### PAGINA

□ □ □

Rispetto alla costruzione visiva dell’immagine e alle soluzioni scenotecniche adottate da Piva, sono ravvisabili i riferimenti alle poetiche di grandi maestri come Claudio Morganti, Eimuntas Nekrosius, Roberto Latini – come lo stesso perfomer bolognese ci conferma nel dialogo post-spettacolo. Il teatro nella concezione di Piva è inteso come rituale catartico di matrice sacrale che sottende alla morte nella relazione fra l’attore e lo spettatore in uno spazio dove regna il silenzio puro veicolato da quel linguaggio che Beckett definisce “bucato” costruito su una partitura di pausazioni.
Laboratori
B-CLOWN Laboratorio a cura di Andrea Cosentino
Gioco, maschera e sguardo sono le tre tappe del percorso laboratoriale tracciato da Andrea Cosentino: una ricerca che fa dell’esibizionismo del clown e della fragilità della sua identità spettacolare, il punto di partenza per l’indagine del grado zero dell’esperienza performativa.
Celarsi dietro la maschera significa alterare la direzione dello sguardo, dunque la ricezione spettatoriale, ma anche avere la libertà di inventare delle azioni sceniche che, nell’improvvisazione, si fanno occasione drammaturgica per la scrittura teatrale. Giocare significa allora spogliarsi degli automatismi della tecnica, per riscoprire l’infantile emozione di un protagonismo che la primordiale stoltezza della performance nutre e rinvigorisce.
Bagaglio comune per i partecipanti al laboratorio è uno spunto narrativo che, senza volontà artistiche, stimoli una creazione scenica cosciente su base improvvisativa, articolata in brevi sketches. Che si tratti di esibizioni singole o comuni, ciò che Cosentino suggerisce è una attenzione all’interrogazione personale sulle modalità di sperimentazione, di lavoro e di realizzazione. Nella cornice del teatro comunale di Alvito, con un dialogo e un confronto costanti, Cosentino e i suoi, indossati i nasi rossi, producono dei numeri clowneschi la cui struttura, incerta per via dell’improvvisazione, è sostenuta dagli sguardi che gli attori si rivolgono in un contrappunto di contatto e scambio.
Com’è tipico del numero di clownerie, alla presentazione succede un momento di costruzione della scena in cui la creazione è fortemente enfatizzata per dar vita a qualcosa di inaspettatamente semplice. Guardare il pubblico con amore, affetto e ammirazione, vuol dire chiedere una partecipazione che non solo attiva il dialogo con lo spettatore ma che offre un’opportunità di potenziamento della gag, soprattutto se lo sguardo esibito è messo in contrasto con l’intenzione dell’azione. “B-CLOWN”, essere i clown di Cosentino, indica dunque la possibilità di tornare all’ingenua proposizione di sé stessi, liberi da finzioni e sovrastrutture tecniche ed esperienziali.

□ □ □

[Annotazioni degli elementi di impaginazione]
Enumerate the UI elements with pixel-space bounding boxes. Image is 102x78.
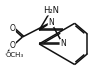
Text: OCH₃: OCH₃ — [6, 52, 24, 58]
Text: N: N — [48, 18, 54, 27]
Text: N: N — [60, 39, 66, 48]
Text: H₂N: H₂N — [43, 6, 59, 15]
Text: O: O — [10, 41, 16, 50]
Text: O: O — [10, 24, 16, 33]
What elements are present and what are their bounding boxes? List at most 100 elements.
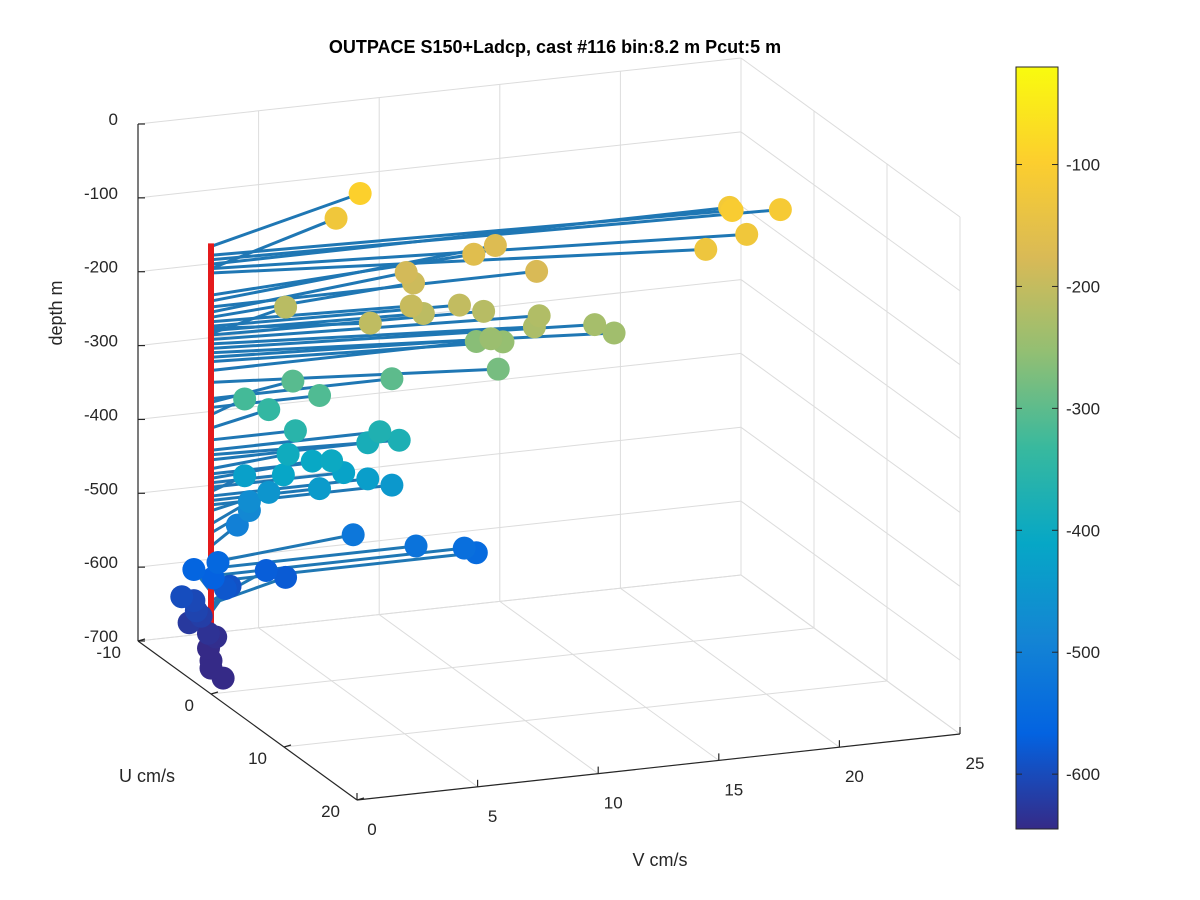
velocity-marker: [257, 480, 281, 504]
velocity-marker: [472, 299, 496, 323]
colorbar-gradient: [1015, 66, 1059, 830]
velocity-marker: [281, 369, 305, 393]
velocity-stick: [210, 546, 465, 578]
velocity-marker: [720, 198, 744, 222]
velocity-stick: [210, 459, 313, 480]
colorbar: -100 -200 -300 -400 -500 -600: [1015, 66, 1100, 830]
velocity-marker: [257, 398, 281, 422]
x-tick-mark: [283, 744, 292, 748]
y-axis-label: V cm/s: [632, 850, 687, 870]
velocity-marker: [341, 523, 365, 547]
velocity-marker: [276, 442, 300, 466]
velocity-marker: [182, 558, 206, 582]
velocity-stick: [210, 339, 477, 372]
velocity-marker: [320, 449, 344, 473]
z-tick-label: -700: [84, 627, 118, 646]
y-tick-label: 0: [367, 820, 376, 839]
velocity-marker: [254, 559, 278, 582]
velocity-stick: [210, 533, 354, 565]
grid-line: [137, 57, 742, 125]
z-tick-label: -100: [84, 184, 118, 203]
velocity-marker: [233, 464, 257, 488]
colorbar-tick-label: -500: [1066, 643, 1100, 662]
velocity-marker: [348, 182, 372, 206]
velocity-marker: [308, 384, 332, 408]
velocity-marker: [324, 206, 348, 230]
colorbar-tick-label: -300: [1066, 399, 1100, 418]
x-axis-label: U cm/s: [119, 766, 175, 786]
grid-line: [137, 279, 742, 347]
velocity-marker: [394, 260, 418, 284]
velocity-marker: [694, 237, 718, 261]
velocity-marker: [479, 327, 503, 351]
chart-title: OUTPACE S150+Ladcp, cast #116 bin:8.2 m …: [329, 37, 781, 57]
x-tick-mark: [356, 797, 365, 801]
grid-line: [740, 574, 961, 735]
velocity-marker: [237, 490, 261, 514]
x-tick-label: 20: [321, 802, 340, 821]
z-tick-label: -600: [84, 553, 118, 572]
velocity-marker: [602, 321, 626, 345]
y-tick-label: 20: [845, 767, 864, 786]
grid-line: [283, 680, 888, 748]
velocity-marker: [380, 473, 404, 497]
velocity-marker: [448, 293, 471, 317]
velocity-stick: [210, 271, 407, 314]
velocity-marker: [525, 259, 549, 283]
z-tick-label: -300: [84, 332, 118, 351]
velocity-marker: [735, 222, 759, 246]
velocity-marker: [404, 534, 428, 558]
velocity-stick: [210, 247, 706, 275]
y-tick-label: 25: [966, 754, 985, 773]
velocity-marker: [170, 585, 194, 609]
grid-line: [740, 426, 961, 587]
velocity-stick: [210, 321, 371, 330]
grid-line: [210, 627, 815, 695]
velocity-stick: [210, 367, 499, 384]
x-axis-line: [137, 640, 358, 801]
x-tick-label: -10: [96, 643, 121, 662]
x-tick-label: 0: [185, 696, 194, 715]
colorbar-tick-label: -200: [1066, 277, 1100, 296]
velocity-marker: [399, 294, 423, 318]
colorbar-tick-label: -600: [1066, 765, 1100, 784]
axis-layer: [137, 123, 961, 801]
velocity-stick: [210, 325, 535, 346]
velocity-marker: [380, 367, 404, 391]
velocity-marker: [356, 467, 380, 491]
velocity-stick: [210, 429, 296, 442]
velocity-stick: [210, 216, 337, 270]
z-axis-label: depth m: [46, 280, 66, 345]
velocity-marker: [300, 449, 324, 473]
velocity-marker: [358, 311, 382, 335]
velocity-marker: [274, 565, 298, 589]
grid-line: [378, 614, 599, 775]
velocity-marker: [486, 357, 510, 381]
velocity-marker: [308, 477, 332, 501]
tick-labels: 0-100-200-300-400-500-600-700-1001020051…: [84, 110, 984, 839]
velocity-sticks: [180, 192, 781, 680]
grid-line: [740, 500, 961, 661]
velocity-marker: [452, 536, 476, 560]
velocity-marker: [206, 550, 230, 574]
colorbar-tick-label: -100: [1066, 156, 1100, 175]
grid-line: [740, 279, 961, 439]
grid-line: [137, 352, 742, 420]
z-tick-label: -200: [84, 258, 118, 277]
velocity-stick: [210, 281, 414, 319]
z-tick-label: 0: [109, 110, 118, 129]
grid-line: [258, 627, 478, 788]
y-axis-line: [356, 733, 961, 801]
grid-line: [499, 600, 720, 761]
velocity-markers: [170, 182, 792, 690]
x-tick-mark: [137, 638, 146, 642]
velocity-stick: [210, 205, 730, 266]
velocity-marker: [368, 420, 392, 444]
grid-line: [740, 57, 961, 218]
velocity-marker: [462, 242, 486, 266]
velocity-marker: [583, 313, 607, 337]
velocity-stick: [210, 192, 361, 248]
grid-line: [740, 353, 961, 513]
velocity-marker: [233, 387, 257, 411]
y-tick-label: 10: [604, 794, 623, 813]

□ □ □

### CONSEGNA
Riporti il passo del testo sul laboratorio B-CLOWN da "Celarsi dietro la" fino a "nutre e rinvigorisce." compreso, cambiando "stoltezza" in "ingenuità".

### RISPOSTA
Celarsi dietro la maschera significa alterare la direzione dello sguardo, dunque la ricezione spettatoriale, ma anche avere la libertà di inventare delle azioni sceniche che, nell’improvvisazione, si fanno occasione drammaturgica per la scrittura teatrale. Giocare significa allora spogliarsi degli automatismi della tecnica, per riscoprire l’infantile emozione di un protagonismo che la primordiale ingenuità della performance nutre e rinvigorisce.